*** GIVEN RECORDS
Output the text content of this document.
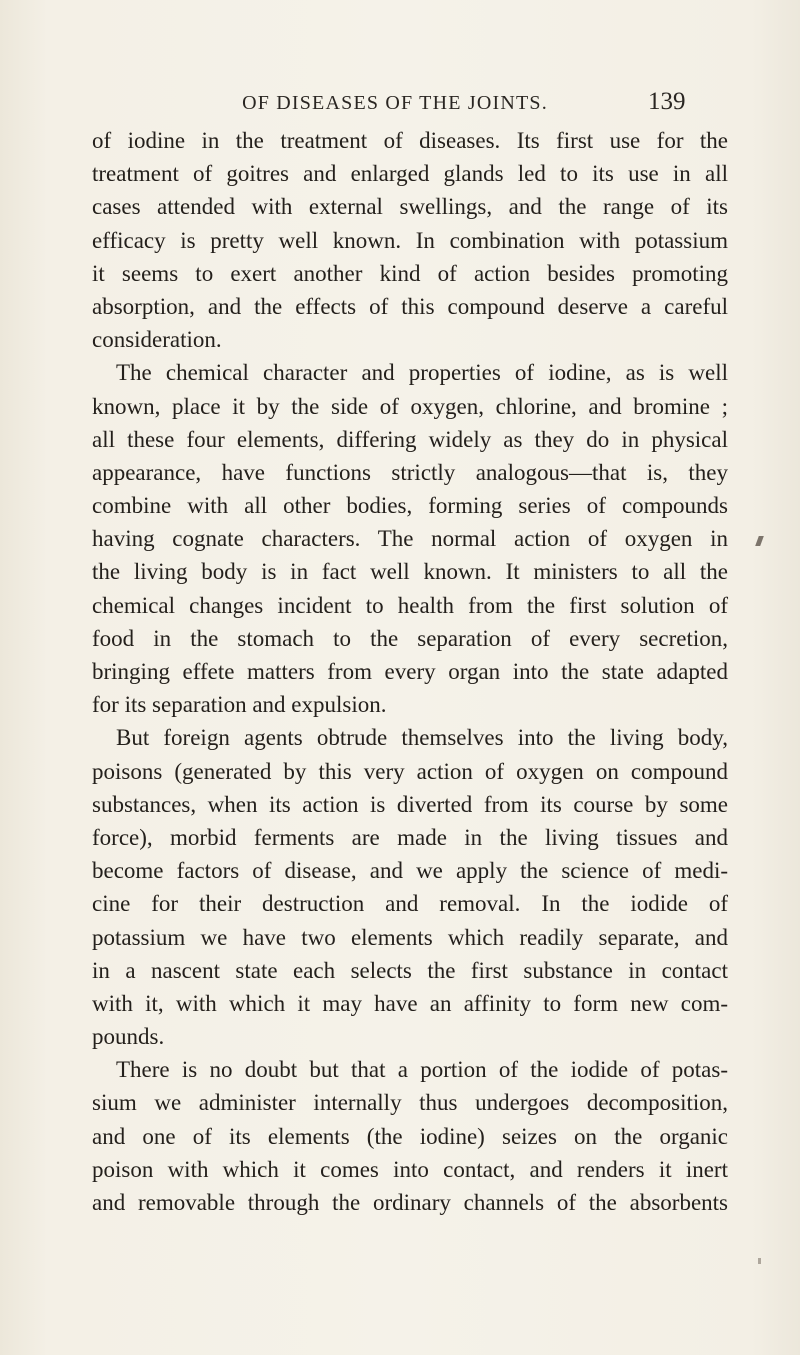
OF DISEASES OF THE JOINTS.	139
of iodine in the treatment of diseases. Its first use for the
treatment of goitres and enlarged glands led to its use in all
cases attended with external swellings, and the range of its
efficacy is pretty well known. In combination with potassium
it seems to exert another kind of action besides promoting
absorption, and the effects of this compound deserve a careful
consideration.
The chemical character and properties of iodine, as is well
known, place it by the side of oxygen, chlorine, and bromine ;
all these four elements, differing widely as they do in physical
appearance, have functions strictly analogous—that is, they
combine with all other bodies, forming series of compounds
having cognate characters. The normal action of oxygen in
the living body is in fact well known. It ministers to all the
chemical changes incident to health from the first solution of
food in the stomach to the separation of every secretion,
bringing effete matters from every organ into the state adapted
for its separation and expulsion.
But foreign agents obtrude themselves into the living body,
poisons (generated by this very action of oxygen on compound
substances, when its action is diverted from its course by some
force), morbid ferments are made in the living tissues and
become factors of disease, and we apply the science of medi-
cine for their destruction and removal. In the iodide of
potassium we have two elements which readily separate, and
in a nascent state each selects the first substance in contact
with it, with which it may have an affinity to form new com-
pounds.
There is no doubt but that a portion of the iodide of potas-
sium we administer internally thus undergoes decomposition,
and one of its elements (the iodine) seizes on the organic
poison with which it comes into contact, and renders it inert
and removable through the ordinary channels of the absorbents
******
WHAT YOU NEED TO DO:
Quote the records above exactly, leaving out any pictures.

RESPONSE TO THIS EXERCISE:
Output the text content of this document.
OF DISEASES OF THE JOINTS.	139
of iodine in the treatment of diseases. Its first use for the
treatment of goitres and enlarged glands led to its use in all
cases attended with external swellings, and the range of its
efficacy is pretty well known. In combination with potassium
it seems to exert another kind of action besides promoting
absorption, and the effects of this compound deserve a careful
consideration.
The chemical character and properties of iodine, as is well
known, place it by the side of oxygen, chlorine, and bromine ;
all these four elements, differing widely as they do in physical
appearance, have functions strictly analogous—that is, they
combine with all other bodies, forming series of compounds
having cognate characters. The normal action of oxygen in
the living body is in fact well known. It ministers to all the
chemical changes incident to health from the first solution of
food in the stomach to the separation of every secretion,
bringing effete matters from every organ into the state adapted
for its separation and expulsion.
But foreign agents obtrude themselves into the living body,
poisons (generated by this very action of oxygen on compound
substances, when its action is diverted from its course by some
force), morbid ferments are made in the living tissues and
become factors of disease, and we apply the science of medi-
cine for their destruction and removal. In the iodide of
potassium we have two elements which readily separate, and
in a nascent state each selects the first substance in contact
with it, with which it may have an affinity to form new com-
pounds.
There is no doubt but that a portion of the iodide of potas-
sium we administer internally thus undergoes decomposition,
and one of its elements (the iodine) seizes on the organic
poison with which it comes into contact, and renders it inert
and removable through the ordinary channels of the absorbents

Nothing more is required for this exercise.